- Exercise brief
Reproduce the records exactly.

━━ Information given ━━

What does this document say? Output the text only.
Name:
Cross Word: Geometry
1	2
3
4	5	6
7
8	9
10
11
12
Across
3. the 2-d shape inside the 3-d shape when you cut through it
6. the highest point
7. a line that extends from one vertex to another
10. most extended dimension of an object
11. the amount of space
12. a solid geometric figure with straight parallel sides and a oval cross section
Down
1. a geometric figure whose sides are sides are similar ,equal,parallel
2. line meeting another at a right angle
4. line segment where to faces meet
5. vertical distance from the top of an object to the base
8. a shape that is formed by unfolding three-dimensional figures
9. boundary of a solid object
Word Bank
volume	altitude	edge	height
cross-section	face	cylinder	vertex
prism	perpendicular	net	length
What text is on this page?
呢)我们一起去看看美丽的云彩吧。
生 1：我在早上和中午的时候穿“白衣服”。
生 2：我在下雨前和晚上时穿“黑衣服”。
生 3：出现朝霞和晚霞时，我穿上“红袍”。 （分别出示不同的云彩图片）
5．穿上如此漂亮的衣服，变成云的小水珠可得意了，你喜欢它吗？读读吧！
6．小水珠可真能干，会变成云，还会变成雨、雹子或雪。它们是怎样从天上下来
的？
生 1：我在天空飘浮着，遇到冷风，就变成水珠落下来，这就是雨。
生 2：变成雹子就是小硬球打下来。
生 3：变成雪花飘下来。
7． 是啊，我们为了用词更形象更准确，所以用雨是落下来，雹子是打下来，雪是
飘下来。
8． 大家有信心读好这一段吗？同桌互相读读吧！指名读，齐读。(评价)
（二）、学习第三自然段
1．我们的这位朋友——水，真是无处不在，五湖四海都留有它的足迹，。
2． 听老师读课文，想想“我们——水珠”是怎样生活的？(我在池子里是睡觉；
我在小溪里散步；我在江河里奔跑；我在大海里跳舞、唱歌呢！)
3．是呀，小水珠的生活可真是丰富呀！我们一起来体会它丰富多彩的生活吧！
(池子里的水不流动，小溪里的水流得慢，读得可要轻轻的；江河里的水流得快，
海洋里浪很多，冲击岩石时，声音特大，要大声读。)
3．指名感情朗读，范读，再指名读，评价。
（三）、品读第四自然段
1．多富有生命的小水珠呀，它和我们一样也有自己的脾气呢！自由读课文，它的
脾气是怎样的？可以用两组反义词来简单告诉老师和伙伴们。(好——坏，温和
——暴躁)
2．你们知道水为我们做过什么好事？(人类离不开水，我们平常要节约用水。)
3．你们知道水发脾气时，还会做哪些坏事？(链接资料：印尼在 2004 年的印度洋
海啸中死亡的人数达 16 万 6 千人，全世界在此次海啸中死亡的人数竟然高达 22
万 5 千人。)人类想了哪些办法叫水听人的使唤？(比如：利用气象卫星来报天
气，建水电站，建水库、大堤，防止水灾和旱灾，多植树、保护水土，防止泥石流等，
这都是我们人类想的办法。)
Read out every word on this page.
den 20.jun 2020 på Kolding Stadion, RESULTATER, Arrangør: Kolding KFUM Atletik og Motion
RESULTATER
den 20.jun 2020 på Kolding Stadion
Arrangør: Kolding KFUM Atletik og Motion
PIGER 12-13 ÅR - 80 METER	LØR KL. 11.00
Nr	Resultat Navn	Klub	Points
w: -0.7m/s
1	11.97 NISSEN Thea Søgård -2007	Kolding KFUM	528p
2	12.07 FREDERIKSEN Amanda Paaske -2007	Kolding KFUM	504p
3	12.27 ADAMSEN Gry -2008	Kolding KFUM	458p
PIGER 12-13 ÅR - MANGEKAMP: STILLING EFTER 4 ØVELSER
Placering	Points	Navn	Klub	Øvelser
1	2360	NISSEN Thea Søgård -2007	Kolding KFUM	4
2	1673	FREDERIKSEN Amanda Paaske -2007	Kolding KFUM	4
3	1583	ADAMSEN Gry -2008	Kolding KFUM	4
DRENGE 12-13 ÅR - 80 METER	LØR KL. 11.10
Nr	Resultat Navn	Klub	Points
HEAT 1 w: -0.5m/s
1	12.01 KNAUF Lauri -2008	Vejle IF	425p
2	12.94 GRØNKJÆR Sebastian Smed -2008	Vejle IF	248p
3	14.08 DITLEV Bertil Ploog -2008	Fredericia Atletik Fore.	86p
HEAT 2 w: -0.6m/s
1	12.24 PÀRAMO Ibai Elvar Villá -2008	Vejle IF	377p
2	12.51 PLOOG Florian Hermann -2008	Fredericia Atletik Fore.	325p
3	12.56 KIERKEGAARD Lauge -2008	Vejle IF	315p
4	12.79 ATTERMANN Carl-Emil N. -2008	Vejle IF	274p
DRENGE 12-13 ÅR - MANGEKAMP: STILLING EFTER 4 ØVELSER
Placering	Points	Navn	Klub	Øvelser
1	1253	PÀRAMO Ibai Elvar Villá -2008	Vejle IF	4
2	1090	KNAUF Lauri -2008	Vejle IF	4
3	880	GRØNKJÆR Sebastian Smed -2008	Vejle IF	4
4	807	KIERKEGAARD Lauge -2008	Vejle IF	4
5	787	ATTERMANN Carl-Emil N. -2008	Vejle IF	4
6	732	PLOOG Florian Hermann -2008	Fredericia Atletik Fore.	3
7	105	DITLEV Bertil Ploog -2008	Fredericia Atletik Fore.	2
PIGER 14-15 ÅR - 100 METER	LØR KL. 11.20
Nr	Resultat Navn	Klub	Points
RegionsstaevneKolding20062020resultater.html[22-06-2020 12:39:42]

━━━

- Answer to the problem
What does this document say? Output the text only.
Name:
Cross Word: Geometry
1	2
3
4	5	6
7
8	9
10
11
12
Across
3. the 2-d shape inside the 3-d shape when you cut through it
6. the highest point
7. a line that extends from one vertex to another
10. most extended dimension of an object
11. the amount of space
12. a solid geometric figure with straight parallel sides and a oval cross section
Down
1. a geometric figure whose sides are sides are similar ,equal,parallel
2. line meeting another at a right angle
4. line segment where to faces meet
5. vertical distance from the top of an object to the base
8. a shape that is formed by unfolding three-dimensional figures
9. boundary of a solid object
Word Bank
volume	altitude	edge	height
cross-section	face	cylinder	vertex
prism	perpendicular	net	length
What text is on this page?
呢)我们一起去看看美丽的云彩吧。
生 1：我在早上和中午的时候穿“白衣服”。
生 2：我在下雨前和晚上时穿“黑衣服”。
生 3：出现朝霞和晚霞时，我穿上“红袍”。 （分别出示不同的云彩图片）
5．穿上如此漂亮的衣服，变成云的小水珠可得意了，你喜欢它吗？读读吧！
6．小水珠可真能干，会变成云，还会变成雨、雹子或雪。它们是怎样从天上下来
的？
生 1：我在天空飘浮着，遇到冷风，就变成水珠落下来，这就是雨。
生 2：变成雹子就是小硬球打下来。
生 3：变成雪花飘下来。
7． 是啊，我们为了用词更形象更准确，所以用雨是落下来，雹子是打下来，雪是
飘下来。
8． 大家有信心读好这一段吗？同桌互相读读吧！指名读，齐读。(评价)
（二）、学习第三自然段
1．我们的这位朋友——水，真是无处不在，五湖四海都留有它的足迹，。
2． 听老师读课文，想想“我们——水珠”是怎样生活的？(我在池子里是睡觉；
我在小溪里散步；我在江河里奔跑；我在大海里跳舞、唱歌呢！)
3．是呀，小水珠的生活可真是丰富呀！我们一起来体会它丰富多彩的生活吧！
(池子里的水不流动，小溪里的水流得慢，读得可要轻轻的；江河里的水流得快，
海洋里浪很多，冲击岩石时，声音特大，要大声读。)
3．指名感情朗读，范读，再指名读，评价。
（三）、品读第四自然段
1．多富有生命的小水珠呀，它和我们一样也有自己的脾气呢！自由读课文，它的
脾气是怎样的？可以用两组反义词来简单告诉老师和伙伴们。(好——坏，温和
——暴躁)
2．你们知道水为我们做过什么好事？(人类离不开水，我们平常要节约用水。)
3．你们知道水发脾气时，还会做哪些坏事？(链接资料：印尼在 2004 年的印度洋
海啸中死亡的人数达 16 万 6 千人，全世界在此次海啸中死亡的人数竟然高达 22
万 5 千人。)人类想了哪些办法叫水听人的使唤？(比如：利用气象卫星来报天
气，建水电站，建水库、大堤，防止水灾和旱灾，多植树、保护水土，防止泥石流等，
这都是我们人类想的办法。)
Read out every word on this page.
den 20.jun 2020 på Kolding Stadion, RESULTATER, Arrangør: Kolding KFUM Atletik og Motion
RESULTATER
den 20.jun 2020 på Kolding Stadion
Arrangør: Kolding KFUM Atletik og Motion
PIGER 12-13 ÅR - 80 METER	LØR KL. 11.00
Nr	Resultat Navn	Klub	Points
w: -0.7m/s
1	11.97 NISSEN Thea Søgård -2007	Kolding KFUM	528p
2	12.07 FREDERIKSEN Amanda Paaske -2007	Kolding KFUM	504p
3	12.27 ADAMSEN Gry -2008	Kolding KFUM	458p
PIGER 12-13 ÅR - MANGEKAMP: STILLING EFTER 4 ØVELSER
Placering	Points	Navn	Klub	Øvelser
1	2360	NISSEN Thea Søgård -2007	Kolding KFUM	4
2	1673	FREDERIKSEN Amanda Paaske -2007	Kolding KFUM	4
3	1583	ADAMSEN Gry -2008	Kolding KFUM	4
DRENGE 12-13 ÅR - 80 METER	LØR KL. 11.10
Nr	Resultat Navn	Klub	Points
HEAT 1 w: -0.5m/s
1	12.01 KNAUF Lauri -2008	Vejle IF	425p
2	12.94 GRØNKJÆR Sebastian Smed -2008	Vejle IF	248p
3	14.08 DITLEV Bertil Ploog -2008	Fredericia Atletik Fore.	86p
HEAT 2 w: -0.6m/s
1	12.24 PÀRAMO Ibai Elvar Villá -2008	Vejle IF	377p
2	12.51 PLOOG Florian Hermann -2008	Fredericia Atletik Fore.	325p
3	12.56 KIERKEGAARD Lauge -2008	Vejle IF	315p
4	12.79 ATTERMANN Carl-Emil N. -2008	Vejle IF	274p
DRENGE 12-13 ÅR - MANGEKAMP: STILLING EFTER 4 ØVELSER
Placering	Points	Navn	Klub	Øvelser
1	1253	PÀRAMO Ibai Elvar Villá -2008	Vejle IF	4
2	1090	KNAUF Lauri -2008	Vejle IF	4
3	880	GRØNKJÆR Sebastian Smed -2008	Vejle IF	4
4	807	KIERKEGAARD Lauge -2008	Vejle IF	4
5	787	ATTERMANN Carl-Emil N. -2008	Vejle IF	4
6	732	PLOOG Florian Hermann -2008	Fredericia Atletik Fore.	3
7	105	DITLEV Bertil Ploog -2008	Fredericia Atletik Fore.	2
PIGER 14-15 ÅR - 100 METER	LØR KL. 11.20
Nr	Resultat Navn	Klub	Points
RegionsstaevneKolding20062020resultater.html[22-06-2020 12:39:42]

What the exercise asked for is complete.